** BEGIN Supplied material **

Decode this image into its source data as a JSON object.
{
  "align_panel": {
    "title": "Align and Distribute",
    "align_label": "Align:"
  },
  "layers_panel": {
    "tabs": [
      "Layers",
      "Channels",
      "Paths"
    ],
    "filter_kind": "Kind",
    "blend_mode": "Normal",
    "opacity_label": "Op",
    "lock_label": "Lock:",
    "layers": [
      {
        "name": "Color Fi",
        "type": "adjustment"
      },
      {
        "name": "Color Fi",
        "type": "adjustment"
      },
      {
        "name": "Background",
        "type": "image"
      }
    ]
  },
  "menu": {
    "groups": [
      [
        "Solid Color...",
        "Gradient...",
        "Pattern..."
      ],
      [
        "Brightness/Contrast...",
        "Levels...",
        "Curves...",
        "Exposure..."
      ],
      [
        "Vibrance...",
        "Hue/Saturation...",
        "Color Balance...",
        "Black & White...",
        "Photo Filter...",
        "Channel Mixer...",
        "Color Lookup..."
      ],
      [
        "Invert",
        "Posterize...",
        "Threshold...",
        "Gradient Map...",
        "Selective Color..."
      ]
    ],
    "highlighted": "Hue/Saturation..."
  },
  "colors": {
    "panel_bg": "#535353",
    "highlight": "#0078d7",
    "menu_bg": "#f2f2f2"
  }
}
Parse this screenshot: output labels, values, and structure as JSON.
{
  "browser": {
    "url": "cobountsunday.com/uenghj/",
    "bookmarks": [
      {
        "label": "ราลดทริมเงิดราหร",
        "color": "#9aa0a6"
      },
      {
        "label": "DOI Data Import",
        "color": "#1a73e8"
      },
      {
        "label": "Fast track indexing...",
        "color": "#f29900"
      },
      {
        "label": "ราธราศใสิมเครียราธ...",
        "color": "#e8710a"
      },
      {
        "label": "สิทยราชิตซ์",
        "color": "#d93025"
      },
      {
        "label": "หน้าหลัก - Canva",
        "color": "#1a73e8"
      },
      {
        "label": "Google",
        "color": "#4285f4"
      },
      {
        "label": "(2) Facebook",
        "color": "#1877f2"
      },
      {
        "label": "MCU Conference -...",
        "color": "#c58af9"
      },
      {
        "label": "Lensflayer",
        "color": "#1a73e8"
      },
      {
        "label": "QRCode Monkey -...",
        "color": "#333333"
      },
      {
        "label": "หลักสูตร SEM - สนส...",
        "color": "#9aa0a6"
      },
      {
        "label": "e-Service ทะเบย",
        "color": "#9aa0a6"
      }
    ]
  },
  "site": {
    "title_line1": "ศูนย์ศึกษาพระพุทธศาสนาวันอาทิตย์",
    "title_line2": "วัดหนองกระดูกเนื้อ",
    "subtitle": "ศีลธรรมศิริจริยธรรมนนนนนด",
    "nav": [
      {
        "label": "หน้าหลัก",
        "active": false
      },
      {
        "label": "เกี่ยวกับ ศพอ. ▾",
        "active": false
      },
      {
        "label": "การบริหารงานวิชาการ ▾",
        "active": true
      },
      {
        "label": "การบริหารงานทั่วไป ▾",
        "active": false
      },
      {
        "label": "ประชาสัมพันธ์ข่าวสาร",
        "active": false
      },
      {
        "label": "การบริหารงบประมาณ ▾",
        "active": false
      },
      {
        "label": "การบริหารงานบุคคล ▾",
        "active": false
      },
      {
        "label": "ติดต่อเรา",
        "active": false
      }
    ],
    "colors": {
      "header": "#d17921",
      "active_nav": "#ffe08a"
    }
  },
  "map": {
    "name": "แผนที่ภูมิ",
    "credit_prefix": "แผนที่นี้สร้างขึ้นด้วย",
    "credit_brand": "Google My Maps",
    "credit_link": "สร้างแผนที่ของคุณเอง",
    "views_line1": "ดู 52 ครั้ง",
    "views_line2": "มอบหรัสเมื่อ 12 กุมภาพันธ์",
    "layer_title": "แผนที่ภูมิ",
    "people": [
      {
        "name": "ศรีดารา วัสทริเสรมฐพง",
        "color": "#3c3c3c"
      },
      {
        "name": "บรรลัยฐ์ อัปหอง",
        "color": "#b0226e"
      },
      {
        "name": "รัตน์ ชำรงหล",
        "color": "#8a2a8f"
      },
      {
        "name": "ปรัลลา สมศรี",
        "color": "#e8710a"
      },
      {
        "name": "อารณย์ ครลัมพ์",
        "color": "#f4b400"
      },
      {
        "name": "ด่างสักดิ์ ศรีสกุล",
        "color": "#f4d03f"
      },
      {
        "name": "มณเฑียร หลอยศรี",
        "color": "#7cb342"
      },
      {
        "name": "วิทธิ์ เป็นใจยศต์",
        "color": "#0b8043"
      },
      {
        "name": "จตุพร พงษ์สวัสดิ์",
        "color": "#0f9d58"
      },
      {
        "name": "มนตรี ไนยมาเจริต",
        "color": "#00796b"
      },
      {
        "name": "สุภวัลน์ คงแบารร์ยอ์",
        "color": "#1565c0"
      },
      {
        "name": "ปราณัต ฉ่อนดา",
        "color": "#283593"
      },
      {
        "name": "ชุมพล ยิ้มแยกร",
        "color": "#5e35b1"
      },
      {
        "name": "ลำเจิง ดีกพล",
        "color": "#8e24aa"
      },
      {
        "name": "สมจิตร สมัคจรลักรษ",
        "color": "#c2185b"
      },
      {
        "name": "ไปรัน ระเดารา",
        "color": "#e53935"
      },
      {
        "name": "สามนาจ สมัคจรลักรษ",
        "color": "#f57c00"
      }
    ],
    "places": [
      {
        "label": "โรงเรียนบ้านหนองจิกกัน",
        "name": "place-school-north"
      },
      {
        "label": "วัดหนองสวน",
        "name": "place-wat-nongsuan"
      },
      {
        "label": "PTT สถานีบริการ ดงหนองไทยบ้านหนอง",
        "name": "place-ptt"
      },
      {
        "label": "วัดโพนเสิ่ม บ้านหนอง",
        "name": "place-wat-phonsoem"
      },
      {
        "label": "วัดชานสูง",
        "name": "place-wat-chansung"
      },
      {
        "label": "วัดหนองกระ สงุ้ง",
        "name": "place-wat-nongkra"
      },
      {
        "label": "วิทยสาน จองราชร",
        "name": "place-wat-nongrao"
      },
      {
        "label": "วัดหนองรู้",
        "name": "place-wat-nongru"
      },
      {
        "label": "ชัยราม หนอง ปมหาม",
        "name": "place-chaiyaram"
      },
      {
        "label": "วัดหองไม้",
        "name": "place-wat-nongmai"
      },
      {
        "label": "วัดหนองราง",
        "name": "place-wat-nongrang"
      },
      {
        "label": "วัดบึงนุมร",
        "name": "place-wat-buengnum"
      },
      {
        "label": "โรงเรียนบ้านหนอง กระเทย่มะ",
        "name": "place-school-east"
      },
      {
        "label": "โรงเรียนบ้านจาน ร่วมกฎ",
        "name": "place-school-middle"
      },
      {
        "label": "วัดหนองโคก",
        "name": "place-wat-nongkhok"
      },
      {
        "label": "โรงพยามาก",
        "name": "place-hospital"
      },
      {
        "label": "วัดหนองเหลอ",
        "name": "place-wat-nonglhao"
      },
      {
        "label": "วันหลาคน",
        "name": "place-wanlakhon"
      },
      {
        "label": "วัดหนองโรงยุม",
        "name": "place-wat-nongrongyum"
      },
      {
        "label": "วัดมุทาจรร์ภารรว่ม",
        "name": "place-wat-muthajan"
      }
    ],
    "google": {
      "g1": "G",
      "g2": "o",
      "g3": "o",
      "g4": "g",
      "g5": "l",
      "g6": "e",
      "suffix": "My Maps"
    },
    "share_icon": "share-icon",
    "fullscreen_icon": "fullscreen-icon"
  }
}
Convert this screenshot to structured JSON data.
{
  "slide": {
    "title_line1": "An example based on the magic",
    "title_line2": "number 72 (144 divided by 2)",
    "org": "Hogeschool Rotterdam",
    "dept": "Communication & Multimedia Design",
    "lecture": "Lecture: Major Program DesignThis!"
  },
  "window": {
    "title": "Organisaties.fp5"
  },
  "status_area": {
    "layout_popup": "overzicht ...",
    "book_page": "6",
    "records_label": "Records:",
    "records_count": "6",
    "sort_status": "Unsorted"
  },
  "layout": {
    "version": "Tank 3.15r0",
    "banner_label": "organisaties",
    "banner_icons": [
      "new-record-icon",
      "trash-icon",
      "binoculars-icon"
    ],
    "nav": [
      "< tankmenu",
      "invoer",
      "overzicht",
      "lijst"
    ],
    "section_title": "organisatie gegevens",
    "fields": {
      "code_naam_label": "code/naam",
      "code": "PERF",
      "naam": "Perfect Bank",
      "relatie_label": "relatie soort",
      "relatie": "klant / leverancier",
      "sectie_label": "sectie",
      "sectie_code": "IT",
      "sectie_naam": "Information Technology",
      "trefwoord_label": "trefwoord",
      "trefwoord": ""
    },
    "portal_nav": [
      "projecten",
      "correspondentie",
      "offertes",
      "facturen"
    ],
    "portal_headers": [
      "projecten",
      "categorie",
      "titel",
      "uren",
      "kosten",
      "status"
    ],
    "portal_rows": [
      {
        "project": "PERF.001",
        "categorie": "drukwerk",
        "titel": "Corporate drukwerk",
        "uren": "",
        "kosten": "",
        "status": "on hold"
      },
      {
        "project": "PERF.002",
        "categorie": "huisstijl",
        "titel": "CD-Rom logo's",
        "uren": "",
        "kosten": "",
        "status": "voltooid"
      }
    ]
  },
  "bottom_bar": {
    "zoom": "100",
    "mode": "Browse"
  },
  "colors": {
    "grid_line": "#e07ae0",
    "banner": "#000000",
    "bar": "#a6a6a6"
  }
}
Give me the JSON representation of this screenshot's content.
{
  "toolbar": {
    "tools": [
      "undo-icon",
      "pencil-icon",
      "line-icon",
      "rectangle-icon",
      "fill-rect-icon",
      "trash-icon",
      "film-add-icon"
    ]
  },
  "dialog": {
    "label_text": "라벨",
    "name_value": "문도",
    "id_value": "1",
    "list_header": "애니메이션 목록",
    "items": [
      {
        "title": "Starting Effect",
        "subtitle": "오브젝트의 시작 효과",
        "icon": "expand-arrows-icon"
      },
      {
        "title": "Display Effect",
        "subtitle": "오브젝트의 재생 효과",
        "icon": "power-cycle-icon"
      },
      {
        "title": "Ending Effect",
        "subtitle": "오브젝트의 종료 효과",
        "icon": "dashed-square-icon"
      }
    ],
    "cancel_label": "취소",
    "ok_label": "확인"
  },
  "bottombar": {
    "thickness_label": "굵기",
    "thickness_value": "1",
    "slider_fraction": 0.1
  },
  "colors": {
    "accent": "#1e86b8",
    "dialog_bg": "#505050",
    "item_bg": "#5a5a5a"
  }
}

** END Supplied material **

* **Request**
From the line containing "Give me the" to the last line of the material, please quote every line exactly and only those.

* **Task solution**
Give me the JSON representation of this screenshot's content.
{
  "toolbar": {
    "tools": [
      "undo-icon",
      "pencil-icon",
      "line-icon",
      "rectangle-icon",
      "fill-rect-icon",
      "trash-icon",
      "film-add-icon"
    ]
  },
  "dialog": {
    "label_text": "라벨",
    "name_value": "문도",
    "id_value": "1",
    "list_header": "애니메이션 목록",
    "items": [
      {
        "title": "Starting Effect",
        "subtitle": "오브젝트의 시작 효과",
        "icon": "expand-arrows-icon"
      },
      {
        "title": "Display Effect",
        "subtitle": "오브젝트의 재생 효과",
        "icon": "power-cycle-icon"
      },
      {
        "title": "Ending Effect",
        "subtitle": "오브젝트의 종료 효과",
        "icon": "dashed-square-icon"
      }
    ],
    "cancel_label": "취소",
    "ok_label": "확인"
  },
  "bottombar": {
    "thickness_label": "굵기",
    "thickness_value": "1",
    "slider_fraction": 0.1
  },
  "colors": {
    "accent": "#1e86b8",
    "dialog_bg": "#505050",
    "item_bg": "#5a5a5a"
  }
}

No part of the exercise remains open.